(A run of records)
-------

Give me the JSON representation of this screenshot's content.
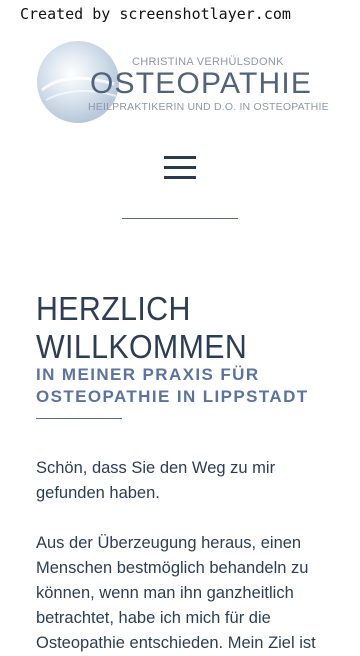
{
  "watermark": {
    "text": "Created by screenshotlayer.com"
  },
  "logo": {
    "line1": "CHRISTINA VERHÜLSDONK",
    "line2": "OSTEOPATHIE",
    "line3": "HEILPRAKTIKERIN UND D.O. IN OSTEOPATHIE"
  },
  "nav": {
    "menu_icon": "hamburger-menu-icon"
  },
  "main": {
    "heading_lines": [
      "HERZLICH",
      "WILLKOMMEN"
    ],
    "subheading_lines": [
      "IN MEINER PRAXIS FÜR",
      "OSTEOPATHIE IN LIPPSTADT"
    ],
    "paragraph1_lines": [
      "Schön, dass Sie den Weg zu mir",
      "gefunden haben."
    ],
    "paragraph2_lines": [
      "Aus der Überzeugung heraus, einen",
      "Menschen bestmöglich behandeln zu",
      "können, wenn man ihn ganzheitlich",
      "betrachtet, habe ich mich für die",
      "Osteopathie entschieden. Mein Ziel ist"
    ]
  },
  "colors": {
    "heading": "#2d3d55",
    "subheading": "#5a73a0",
    "divider": "#5b6d86",
    "logo_main": "#51627a",
    "logo_sub": "#8e98a6"
  }
}
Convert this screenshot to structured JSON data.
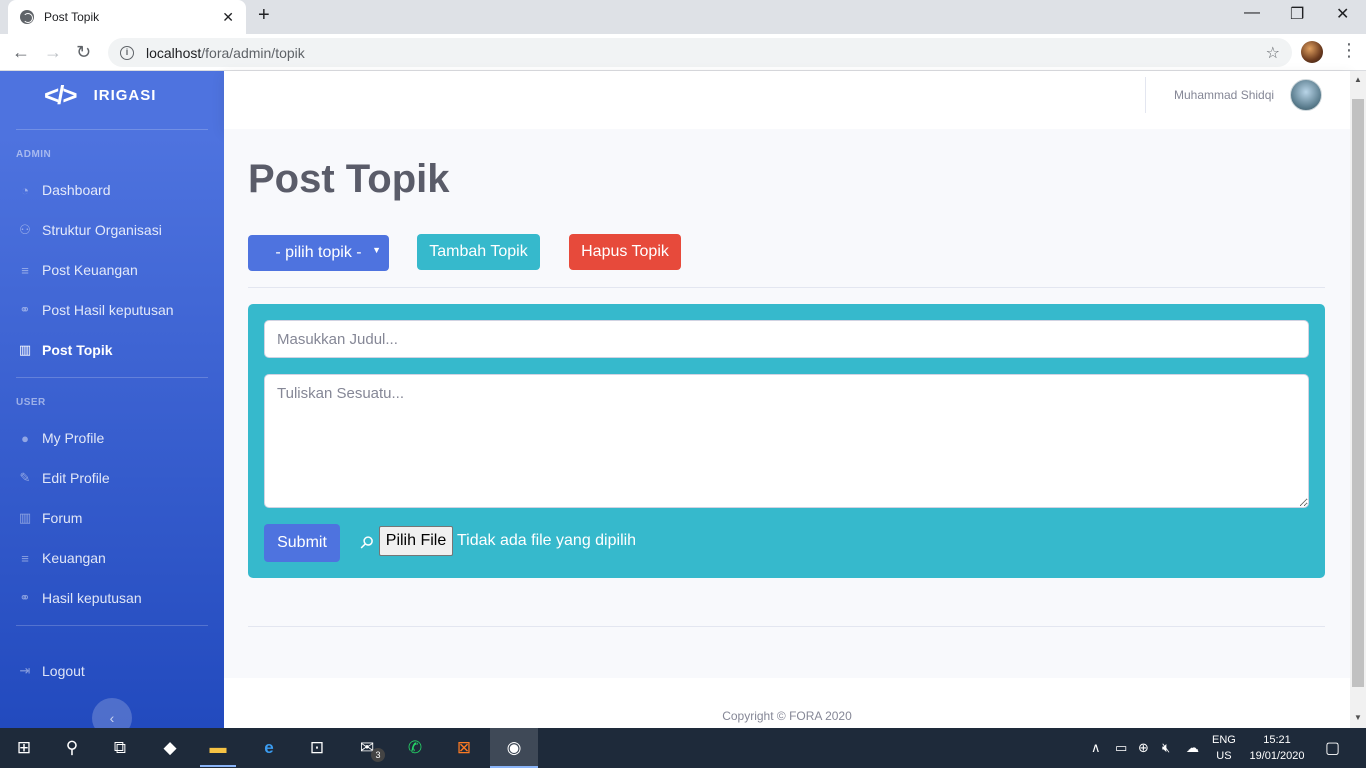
{
  "browser": {
    "tab_title": "Post Topik",
    "url_host": "localhost",
    "url_path": "/fora/admin/topik"
  },
  "sidebar": {
    "brand_logo": "</>",
    "brand_name": "IRIGASI",
    "admin_heading": "ADMIN",
    "admin_items": [
      {
        "label": "Dashboard",
        "icon": "dashboard-icon"
      },
      {
        "label": "Struktur Organisasi",
        "icon": "sitemap-icon"
      },
      {
        "label": "Post Keuangan",
        "icon": "coins-icon"
      },
      {
        "label": "Post Hasil keputusan",
        "icon": "handshake-icon"
      },
      {
        "label": "Post Topik",
        "icon": "book-open-icon",
        "active": true
      }
    ],
    "user_heading": "USER",
    "user_items": [
      {
        "label": "My Profile",
        "icon": "user-icon"
      },
      {
        "label": "Edit Profile",
        "icon": "edit-icon"
      },
      {
        "label": "Forum",
        "icon": "book-open-icon"
      },
      {
        "label": "Keuangan",
        "icon": "coins-icon"
      },
      {
        "label": "Hasil keputusan",
        "icon": "handshake-icon"
      }
    ],
    "logout_label": "Logout",
    "toggle_glyph": "‹"
  },
  "topbar": {
    "user_name": "Muhammad Shidqi"
  },
  "main": {
    "page_title": "Post Topik",
    "topic_select": "- pilih topik -",
    "add_topic_label": "Tambah Topik",
    "delete_topic_label": "Hapus Topik",
    "title_placeholder": "Masukkan Judul...",
    "body_placeholder": "Tuliskan Sesuatu...",
    "submit_label": "Submit",
    "file_button_label": "Pilih File",
    "file_status": "Tidak ada file yang dipilih"
  },
  "footer": {
    "copyright": "Copyright © FORA 2020"
  },
  "taskbar": {
    "mail_badge": "3",
    "lang_top": "ENG",
    "lang_bottom": "US",
    "time": "15:21",
    "date": "19/01/2020"
  },
  "colors": {
    "primary": "#4e73df",
    "info": "#36b9cc",
    "danger": "#e74a3b"
  }
}
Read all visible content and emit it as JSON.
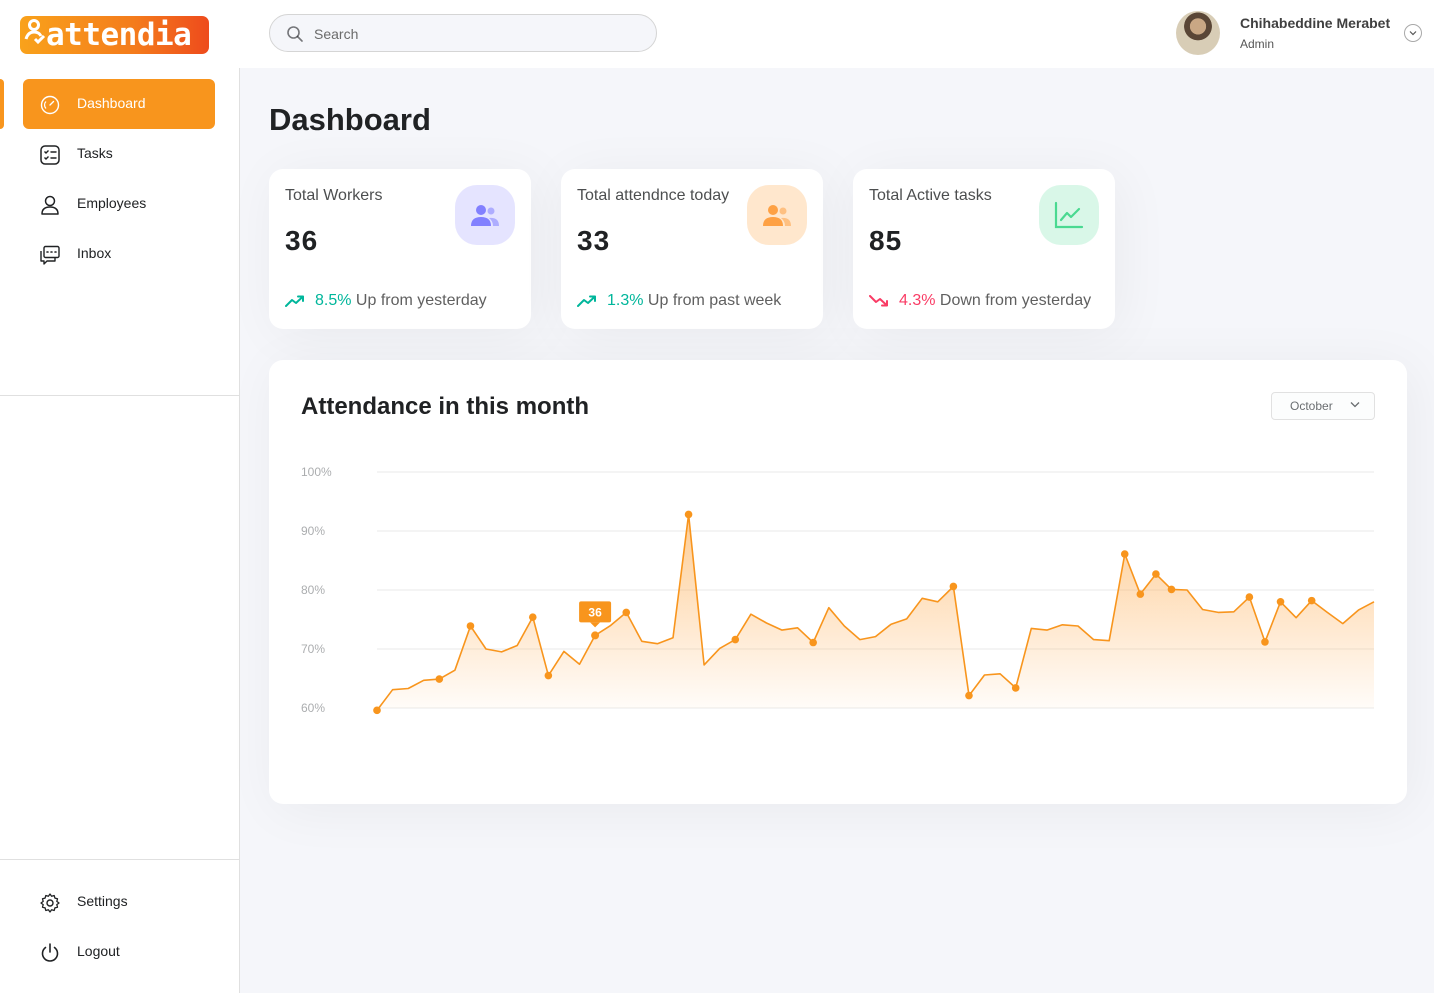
{
  "app": {
    "logo_text": "attendia"
  },
  "search": {
    "placeholder": "Search"
  },
  "user": {
    "name": "Chihabeddine Merabet",
    "role": "Admin"
  },
  "sidebar": {
    "items": [
      {
        "label": "Dashboard",
        "icon": "speedometer-icon",
        "active": true
      },
      {
        "label": "Tasks",
        "icon": "checklist-icon",
        "active": false
      },
      {
        "label": "Employees",
        "icon": "user-icon",
        "active": false
      },
      {
        "label": "Inbox",
        "icon": "chat-icon",
        "active": false
      }
    ],
    "bottom_items": [
      {
        "label": "Settings",
        "icon": "gear-icon"
      },
      {
        "label": "Logout",
        "icon": "power-icon"
      }
    ]
  },
  "page": {
    "title": "Dashboard"
  },
  "cards": [
    {
      "label": "Total Workers",
      "value": "36",
      "change": "8.5%",
      "change_text": "Up from yesterday",
      "direction": "up",
      "icon": "users-icon",
      "icon_color": "#8280ff",
      "icon_bg": "#e5e4ff"
    },
    {
      "label": "Total attendnce today",
      "value": "33",
      "change": "1.3%",
      "change_text": "Up from past week",
      "direction": "up",
      "icon": "users-icon",
      "icon_color": "#fea144",
      "icon_bg": "#ffe7cd"
    },
    {
      "label": "Total Active tasks",
      "value": "85",
      "change": "4.3%",
      "change_text": "Down from yesterday",
      "direction": "down",
      "icon": "line-chart-icon",
      "icon_color": "#4ad991",
      "icon_bg": "#d9f7e8"
    }
  ],
  "chart_card": {
    "title": "Attendance in this month",
    "month_select": "October"
  },
  "colors": {
    "accent": "#f8951d",
    "up": "#00b69b",
    "down": "#f93c65"
  },
  "chart_data": {
    "type": "area",
    "ylim": [
      60,
      100
    ],
    "yticks": [
      "100%",
      "90%",
      "80%",
      "70%",
      "60%"
    ],
    "grid": true,
    "highlight": {
      "index": 14,
      "label": "36"
    },
    "values": [
      59.6,
      63.1,
      63.3,
      64.7,
      64.9,
      66.4,
      73.9,
      70.0,
      69.5,
      70.6,
      75.4,
      65.5,
      69.6,
      67.4,
      72.3,
      74.0,
      76.2,
      71.3,
      70.9,
      71.9,
      92.8,
      67.3,
      70.1,
      71.6,
      75.9,
      74.4,
      73.2,
      73.6,
      71.1,
      77.0,
      73.9,
      71.6,
      72.1,
      74.2,
      75.1,
      78.6,
      78.0,
      80.6,
      62.1,
      65.6,
      65.8,
      63.4,
      73.5,
      73.2,
      74.1,
      73.9,
      71.6,
      71.4,
      86.1,
      79.3,
      82.7,
      80.1,
      80.0,
      76.7,
      76.2,
      76.3,
      78.8,
      71.2,
      78.0,
      75.3,
      78.2,
      76.2,
      74.3,
      76.6,
      78.0
    ],
    "marked_points": [
      0,
      4,
      6,
      10,
      11,
      16,
      20,
      23,
      28,
      37,
      38,
      41,
      48,
      49,
      50,
      51,
      56,
      57,
      58,
      60
    ]
  }
}
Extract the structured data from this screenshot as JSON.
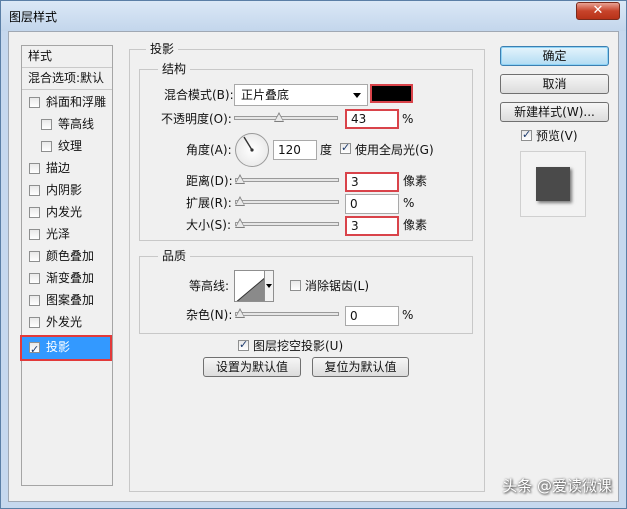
{
  "window": {
    "title": "图层样式",
    "close": "✕"
  },
  "style_list": {
    "header": "样式",
    "blend_default": "混合选项:默认",
    "items": [
      {
        "label": "斜面和浮雕",
        "checked": false
      },
      {
        "label": "等高线",
        "checked": false
      },
      {
        "label": "纹理",
        "checked": false
      },
      {
        "label": "描边",
        "checked": false
      },
      {
        "label": "内阴影",
        "checked": false
      },
      {
        "label": "内发光",
        "checked": false
      },
      {
        "label": "光泽",
        "checked": false
      },
      {
        "label": "颜色叠加",
        "checked": false
      },
      {
        "label": "渐变叠加",
        "checked": false
      },
      {
        "label": "图案叠加",
        "checked": false
      },
      {
        "label": "外发光",
        "checked": false
      },
      {
        "label": "投影",
        "checked": true
      }
    ]
  },
  "drop_shadow": {
    "title": "投影",
    "structure": {
      "title": "结构",
      "blend_mode_label": "混合模式(B):",
      "blend_mode_value": "正片叠底",
      "shadow_color": "#000000",
      "opacity_label": "不透明度(O):",
      "opacity_value": "43",
      "opacity_unit": "%",
      "angle_label": "角度(A):",
      "angle_value": "120",
      "angle_unit": "度",
      "global_light_label": "使用全局光(G)",
      "global_light_checked": true,
      "distance_label": "距离(D):",
      "distance_value": "3",
      "distance_unit": "像素",
      "spread_label": "扩展(R):",
      "spread_value": "0",
      "spread_unit": "%",
      "size_label": "大小(S):",
      "size_value": "3",
      "size_unit": "像素"
    },
    "quality": {
      "title": "品质",
      "contour_label": "等高线:",
      "antialias_label": "消除锯齿(L)",
      "antialias_checked": false,
      "noise_label": "杂色(N):",
      "noise_value": "0",
      "noise_unit": "%"
    },
    "knockout_label": "图层挖空投影(U)",
    "knockout_checked": true,
    "make_default": "设置为默认值",
    "reset_default": "复位为默认值"
  },
  "buttons": {
    "ok": "确定",
    "cancel": "取消",
    "new_style": "新建样式(W)...",
    "preview_label": "预览(V)",
    "preview_checked": true
  },
  "watermark": "头条 @爱读微课"
}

-------

— EXERCISE —
In the material above, find the lines that contain "structured" and show them.

— FINISHED TASK —
Convert this screenshot to structured JSON data.
Extract the structured data from this screenshot as JSON.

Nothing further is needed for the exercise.